— Start of Supplied records —

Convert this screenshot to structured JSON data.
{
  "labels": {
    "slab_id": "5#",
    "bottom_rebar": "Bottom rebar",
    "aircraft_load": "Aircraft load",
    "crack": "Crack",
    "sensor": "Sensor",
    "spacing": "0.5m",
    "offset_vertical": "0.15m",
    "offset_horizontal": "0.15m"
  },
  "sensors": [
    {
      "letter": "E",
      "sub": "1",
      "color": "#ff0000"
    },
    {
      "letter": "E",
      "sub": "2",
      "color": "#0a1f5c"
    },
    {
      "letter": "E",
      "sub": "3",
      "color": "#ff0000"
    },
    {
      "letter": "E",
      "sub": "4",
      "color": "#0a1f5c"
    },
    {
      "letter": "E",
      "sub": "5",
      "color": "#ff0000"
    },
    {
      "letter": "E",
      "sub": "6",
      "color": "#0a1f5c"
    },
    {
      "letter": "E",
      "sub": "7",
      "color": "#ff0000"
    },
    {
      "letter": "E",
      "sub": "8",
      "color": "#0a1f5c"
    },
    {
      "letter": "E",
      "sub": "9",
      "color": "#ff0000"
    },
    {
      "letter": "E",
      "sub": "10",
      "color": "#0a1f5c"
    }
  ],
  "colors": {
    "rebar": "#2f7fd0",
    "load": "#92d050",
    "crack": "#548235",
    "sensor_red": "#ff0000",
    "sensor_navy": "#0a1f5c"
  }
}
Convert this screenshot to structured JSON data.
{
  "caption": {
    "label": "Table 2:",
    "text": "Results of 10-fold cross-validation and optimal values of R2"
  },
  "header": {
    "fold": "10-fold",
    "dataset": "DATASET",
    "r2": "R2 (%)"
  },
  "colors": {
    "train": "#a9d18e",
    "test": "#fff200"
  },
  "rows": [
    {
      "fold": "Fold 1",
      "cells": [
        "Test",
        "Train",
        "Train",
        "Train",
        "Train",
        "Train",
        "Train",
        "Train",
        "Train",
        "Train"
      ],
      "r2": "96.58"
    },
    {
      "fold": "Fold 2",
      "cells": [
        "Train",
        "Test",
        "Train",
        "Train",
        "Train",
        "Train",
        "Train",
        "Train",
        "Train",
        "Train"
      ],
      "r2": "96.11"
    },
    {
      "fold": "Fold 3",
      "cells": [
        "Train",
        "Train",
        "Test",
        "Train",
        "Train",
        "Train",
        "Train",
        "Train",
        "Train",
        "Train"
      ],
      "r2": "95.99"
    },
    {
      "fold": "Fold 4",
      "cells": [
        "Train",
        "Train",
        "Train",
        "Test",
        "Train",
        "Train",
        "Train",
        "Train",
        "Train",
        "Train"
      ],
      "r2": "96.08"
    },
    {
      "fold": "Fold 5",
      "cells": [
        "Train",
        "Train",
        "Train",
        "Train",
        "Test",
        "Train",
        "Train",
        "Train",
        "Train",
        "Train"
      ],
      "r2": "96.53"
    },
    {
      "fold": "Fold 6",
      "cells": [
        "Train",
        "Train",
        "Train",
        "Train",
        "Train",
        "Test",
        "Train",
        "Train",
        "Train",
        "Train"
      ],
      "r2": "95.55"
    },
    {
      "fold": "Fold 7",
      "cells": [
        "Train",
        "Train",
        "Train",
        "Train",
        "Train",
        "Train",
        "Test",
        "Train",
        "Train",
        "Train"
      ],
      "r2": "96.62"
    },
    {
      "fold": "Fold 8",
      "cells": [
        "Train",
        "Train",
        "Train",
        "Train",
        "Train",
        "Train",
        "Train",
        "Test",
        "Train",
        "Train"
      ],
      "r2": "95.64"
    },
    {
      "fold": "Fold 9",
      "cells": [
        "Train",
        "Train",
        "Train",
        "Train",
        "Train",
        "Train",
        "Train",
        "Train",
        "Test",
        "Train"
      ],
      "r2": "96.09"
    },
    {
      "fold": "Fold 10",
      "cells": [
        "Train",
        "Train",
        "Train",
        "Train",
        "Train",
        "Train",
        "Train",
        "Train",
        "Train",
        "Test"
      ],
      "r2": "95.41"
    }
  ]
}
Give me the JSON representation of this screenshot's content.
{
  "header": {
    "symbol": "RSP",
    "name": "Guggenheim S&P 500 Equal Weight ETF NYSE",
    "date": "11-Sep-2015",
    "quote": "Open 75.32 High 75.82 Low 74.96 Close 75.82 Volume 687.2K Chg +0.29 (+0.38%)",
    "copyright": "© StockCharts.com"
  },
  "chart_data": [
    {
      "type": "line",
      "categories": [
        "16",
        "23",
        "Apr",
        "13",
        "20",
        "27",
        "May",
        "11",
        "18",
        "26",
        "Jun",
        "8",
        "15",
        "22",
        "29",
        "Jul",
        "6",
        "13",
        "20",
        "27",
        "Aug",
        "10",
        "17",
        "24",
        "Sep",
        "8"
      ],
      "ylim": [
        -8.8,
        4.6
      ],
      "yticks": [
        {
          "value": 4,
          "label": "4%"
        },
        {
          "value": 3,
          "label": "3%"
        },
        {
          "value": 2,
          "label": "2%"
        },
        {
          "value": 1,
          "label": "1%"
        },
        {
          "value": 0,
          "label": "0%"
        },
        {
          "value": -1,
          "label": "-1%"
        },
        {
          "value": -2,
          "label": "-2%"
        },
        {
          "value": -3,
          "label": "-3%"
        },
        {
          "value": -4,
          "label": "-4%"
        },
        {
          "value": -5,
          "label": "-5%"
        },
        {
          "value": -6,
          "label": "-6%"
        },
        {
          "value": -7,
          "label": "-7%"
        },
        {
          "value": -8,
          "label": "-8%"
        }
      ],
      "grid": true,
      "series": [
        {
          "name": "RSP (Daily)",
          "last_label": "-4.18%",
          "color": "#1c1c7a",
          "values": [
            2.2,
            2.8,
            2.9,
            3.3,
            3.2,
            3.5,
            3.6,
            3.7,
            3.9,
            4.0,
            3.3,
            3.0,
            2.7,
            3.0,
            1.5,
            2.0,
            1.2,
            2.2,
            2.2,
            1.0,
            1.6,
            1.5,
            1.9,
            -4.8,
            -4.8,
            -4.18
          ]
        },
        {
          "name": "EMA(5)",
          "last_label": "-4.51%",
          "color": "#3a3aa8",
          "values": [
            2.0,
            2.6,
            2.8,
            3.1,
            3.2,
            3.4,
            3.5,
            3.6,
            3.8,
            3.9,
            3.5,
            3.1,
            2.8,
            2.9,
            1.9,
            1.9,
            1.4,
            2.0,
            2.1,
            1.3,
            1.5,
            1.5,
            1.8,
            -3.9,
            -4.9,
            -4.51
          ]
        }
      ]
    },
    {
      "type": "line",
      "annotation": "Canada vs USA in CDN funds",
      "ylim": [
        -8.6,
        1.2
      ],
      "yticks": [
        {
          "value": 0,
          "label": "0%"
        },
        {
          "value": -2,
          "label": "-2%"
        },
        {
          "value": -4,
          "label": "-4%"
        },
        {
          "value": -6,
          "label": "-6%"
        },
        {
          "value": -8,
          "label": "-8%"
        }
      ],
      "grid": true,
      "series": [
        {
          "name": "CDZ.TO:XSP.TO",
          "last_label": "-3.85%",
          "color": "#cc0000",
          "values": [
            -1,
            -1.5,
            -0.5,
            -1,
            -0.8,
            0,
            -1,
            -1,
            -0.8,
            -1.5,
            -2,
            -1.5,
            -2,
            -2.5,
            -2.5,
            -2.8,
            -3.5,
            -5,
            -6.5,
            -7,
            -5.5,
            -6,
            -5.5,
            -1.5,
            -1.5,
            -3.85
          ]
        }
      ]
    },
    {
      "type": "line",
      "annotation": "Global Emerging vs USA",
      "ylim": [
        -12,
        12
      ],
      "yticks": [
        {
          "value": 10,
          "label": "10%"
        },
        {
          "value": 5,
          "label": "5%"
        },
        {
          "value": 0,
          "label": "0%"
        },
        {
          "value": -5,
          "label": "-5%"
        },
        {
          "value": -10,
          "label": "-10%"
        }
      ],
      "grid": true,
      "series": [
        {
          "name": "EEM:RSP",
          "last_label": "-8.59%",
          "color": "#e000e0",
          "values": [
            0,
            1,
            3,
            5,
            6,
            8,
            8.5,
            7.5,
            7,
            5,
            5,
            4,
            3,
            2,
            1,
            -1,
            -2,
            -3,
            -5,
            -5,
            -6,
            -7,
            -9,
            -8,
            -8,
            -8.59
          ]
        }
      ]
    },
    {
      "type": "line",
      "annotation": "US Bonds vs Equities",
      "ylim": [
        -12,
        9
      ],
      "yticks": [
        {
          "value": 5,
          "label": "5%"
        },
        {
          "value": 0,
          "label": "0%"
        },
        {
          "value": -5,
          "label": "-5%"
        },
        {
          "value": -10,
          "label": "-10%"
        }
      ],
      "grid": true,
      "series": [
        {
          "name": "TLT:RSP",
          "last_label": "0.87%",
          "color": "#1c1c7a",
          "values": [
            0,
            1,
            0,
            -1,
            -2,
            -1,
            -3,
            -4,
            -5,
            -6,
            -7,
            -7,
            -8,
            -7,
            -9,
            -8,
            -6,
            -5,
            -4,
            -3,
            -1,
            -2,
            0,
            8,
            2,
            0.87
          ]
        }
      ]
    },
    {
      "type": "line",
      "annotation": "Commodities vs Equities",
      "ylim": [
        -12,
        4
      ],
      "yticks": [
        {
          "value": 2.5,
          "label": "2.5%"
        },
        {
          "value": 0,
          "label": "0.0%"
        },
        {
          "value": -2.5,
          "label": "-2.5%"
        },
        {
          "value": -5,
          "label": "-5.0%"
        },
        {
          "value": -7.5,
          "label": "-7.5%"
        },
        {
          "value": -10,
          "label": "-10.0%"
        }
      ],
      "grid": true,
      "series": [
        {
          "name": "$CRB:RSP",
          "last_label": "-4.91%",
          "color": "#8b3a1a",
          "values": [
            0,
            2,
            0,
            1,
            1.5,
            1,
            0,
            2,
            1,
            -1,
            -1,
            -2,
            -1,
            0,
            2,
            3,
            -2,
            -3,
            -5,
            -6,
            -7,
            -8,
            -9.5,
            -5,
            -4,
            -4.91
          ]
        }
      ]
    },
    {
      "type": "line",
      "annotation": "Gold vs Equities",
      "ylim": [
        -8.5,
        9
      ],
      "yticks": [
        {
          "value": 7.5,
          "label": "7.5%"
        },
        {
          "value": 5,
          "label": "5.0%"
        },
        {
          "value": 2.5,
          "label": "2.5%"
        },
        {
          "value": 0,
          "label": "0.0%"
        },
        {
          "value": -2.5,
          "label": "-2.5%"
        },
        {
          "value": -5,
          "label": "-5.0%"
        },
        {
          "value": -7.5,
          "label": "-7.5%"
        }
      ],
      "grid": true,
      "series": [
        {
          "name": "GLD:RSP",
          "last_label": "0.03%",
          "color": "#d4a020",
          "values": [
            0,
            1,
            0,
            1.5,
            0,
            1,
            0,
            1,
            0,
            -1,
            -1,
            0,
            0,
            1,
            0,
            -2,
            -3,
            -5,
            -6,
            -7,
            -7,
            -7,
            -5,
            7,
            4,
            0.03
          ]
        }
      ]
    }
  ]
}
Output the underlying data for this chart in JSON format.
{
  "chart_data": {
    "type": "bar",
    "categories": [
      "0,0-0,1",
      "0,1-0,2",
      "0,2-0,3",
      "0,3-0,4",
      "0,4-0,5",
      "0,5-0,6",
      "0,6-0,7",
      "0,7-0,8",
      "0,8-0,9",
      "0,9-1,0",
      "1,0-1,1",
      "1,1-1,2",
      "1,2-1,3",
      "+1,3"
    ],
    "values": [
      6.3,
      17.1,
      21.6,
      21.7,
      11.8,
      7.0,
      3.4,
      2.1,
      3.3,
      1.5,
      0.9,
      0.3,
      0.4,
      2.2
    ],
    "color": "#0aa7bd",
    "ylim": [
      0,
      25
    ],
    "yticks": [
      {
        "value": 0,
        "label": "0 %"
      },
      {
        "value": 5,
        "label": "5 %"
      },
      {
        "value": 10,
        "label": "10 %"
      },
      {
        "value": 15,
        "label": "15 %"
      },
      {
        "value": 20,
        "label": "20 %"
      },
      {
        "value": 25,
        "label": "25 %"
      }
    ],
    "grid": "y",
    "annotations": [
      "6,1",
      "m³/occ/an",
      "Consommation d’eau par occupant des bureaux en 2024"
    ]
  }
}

— End of Supplied records —

§ **Instructions for the task**: Gather each line in these records that contains the string "this".

§ **Finished task**:
Convert this screenshot to structured JSON data.
Convert this screenshot to structured JSON data.
Give me the JSON representation of this screenshot's content.
Output the underlying data for this chart in JSON format.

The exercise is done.